START Input material

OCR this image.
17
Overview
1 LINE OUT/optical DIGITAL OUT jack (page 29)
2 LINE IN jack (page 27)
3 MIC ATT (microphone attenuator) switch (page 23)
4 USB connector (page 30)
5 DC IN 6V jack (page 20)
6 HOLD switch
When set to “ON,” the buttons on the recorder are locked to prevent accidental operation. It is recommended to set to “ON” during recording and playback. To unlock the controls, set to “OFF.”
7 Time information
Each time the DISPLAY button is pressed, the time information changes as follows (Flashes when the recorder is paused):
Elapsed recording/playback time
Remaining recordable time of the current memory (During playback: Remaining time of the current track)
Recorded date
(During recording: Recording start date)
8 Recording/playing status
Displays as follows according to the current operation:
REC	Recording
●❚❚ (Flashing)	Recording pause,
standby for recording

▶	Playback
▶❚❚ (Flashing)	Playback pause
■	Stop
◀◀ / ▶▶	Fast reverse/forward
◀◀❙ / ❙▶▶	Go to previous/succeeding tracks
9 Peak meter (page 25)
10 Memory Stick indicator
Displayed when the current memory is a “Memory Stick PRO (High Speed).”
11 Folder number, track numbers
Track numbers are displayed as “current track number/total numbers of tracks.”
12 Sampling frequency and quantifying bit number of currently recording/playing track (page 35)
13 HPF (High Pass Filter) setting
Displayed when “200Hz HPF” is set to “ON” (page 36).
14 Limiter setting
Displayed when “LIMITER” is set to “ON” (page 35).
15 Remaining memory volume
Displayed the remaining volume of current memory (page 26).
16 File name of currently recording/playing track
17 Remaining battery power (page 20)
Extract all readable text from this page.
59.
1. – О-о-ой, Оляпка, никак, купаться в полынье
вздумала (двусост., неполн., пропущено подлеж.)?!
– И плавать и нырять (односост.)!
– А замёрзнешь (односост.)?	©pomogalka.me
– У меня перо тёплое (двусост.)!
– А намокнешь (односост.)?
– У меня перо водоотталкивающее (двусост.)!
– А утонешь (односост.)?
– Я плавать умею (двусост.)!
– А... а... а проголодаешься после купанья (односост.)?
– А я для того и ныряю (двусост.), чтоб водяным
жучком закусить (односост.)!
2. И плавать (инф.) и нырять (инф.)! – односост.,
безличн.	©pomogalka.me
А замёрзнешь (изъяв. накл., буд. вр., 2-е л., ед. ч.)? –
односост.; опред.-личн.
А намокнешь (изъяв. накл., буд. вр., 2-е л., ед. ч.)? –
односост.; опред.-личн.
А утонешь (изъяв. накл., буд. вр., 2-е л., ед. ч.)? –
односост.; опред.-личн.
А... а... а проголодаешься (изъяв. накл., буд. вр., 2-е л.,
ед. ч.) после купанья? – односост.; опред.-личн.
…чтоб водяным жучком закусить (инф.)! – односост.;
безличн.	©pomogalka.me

END Input material

*Written request*
Retype the listing. Match it exactly.

*Finished task*
OCR this image.
17
Overview
1 LINE OUT/optical DIGITAL OUT jack (page 29)
2 LINE IN jack (page 27)
3 MIC ATT (microphone attenuator) switch (page 23)
4 USB connector (page 30)
5 DC IN 6V jack (page 20)
6 HOLD switch
When set to “ON,” the buttons on the recorder are locked to prevent accidental operation. It is recommended to set to “ON” during recording and playback. To unlock the controls, set to “OFF.”
7 Time information
Each time the DISPLAY button is pressed, the time information changes as follows (Flashes when the recorder is paused):
Elapsed recording/playback time
Remaining recordable time of the current memory (During playback: Remaining time of the current track)
Recorded date
(During recording: Recording start date)
8 Recording/playing status
Displays as follows according to the current operation:
REC	Recording
●❚❚ (Flashing)	Recording pause,
standby for recording

▶	Playback
▶❚❚ (Flashing)	Playback pause
■	Stop
◀◀ / ▶▶	Fast reverse/forward
◀◀❙ / ❙▶▶	Go to previous/succeeding tracks
9 Peak meter (page 25)
10 Memory Stick indicator
Displayed when the current memory is a “Memory Stick PRO (High Speed).”
11 Folder number, track numbers
Track numbers are displayed as “current track number/total numbers of tracks.”
12 Sampling frequency and quantifying bit number of currently recording/playing track (page 35)
13 HPF (High Pass Filter) setting
Displayed when “200Hz HPF” is set to “ON” (page 36).
14 Limiter setting
Displayed when “LIMITER” is set to “ON” (page 35).
15 Remaining memory volume
Displayed the remaining volume of current memory (page 26).
16 File name of currently recording/playing track
17 Remaining battery power (page 20)
Extract all readable text from this page.
59.
1. – О-о-ой, Оляпка, никак, купаться в полынье
вздумала (двусост., неполн., пропущено подлеж.)?!
– И плавать и нырять (односост.)!
– А замёрзнешь (односост.)?	©pomogalka.me
– У меня перо тёплое (двусост.)!
– А намокнешь (односост.)?
– У меня перо водоотталкивающее (двусост.)!
– А утонешь (односост.)?
– Я плавать умею (двусост.)!
– А... а... а проголодаешься после купанья (односост.)?
– А я для того и ныряю (двусост.), чтоб водяным
жучком закусить (односост.)!
2. И плавать (инф.) и нырять (инф.)! – односост.,
безличн.	©pomogalka.me
А замёрзнешь (изъяв. накл., буд. вр., 2-е л., ед. ч.)? –
односост.; опред.-личн.
А намокнешь (изъяв. накл., буд. вр., 2-е л., ед. ч.)? –
односост.; опред.-личн.
А утонешь (изъяв. накл., буд. вр., 2-е л., ед. ч.)? –
односост.; опред.-личн.
А... а... а проголодаешься (изъяв. накл., буд. вр., 2-е л.,
ед. ч.) после купанья? – односост.; опред.-личн.
…чтоб водяным жучком закусить (инф.)! – односост.;
безличн.	©pomogalka.me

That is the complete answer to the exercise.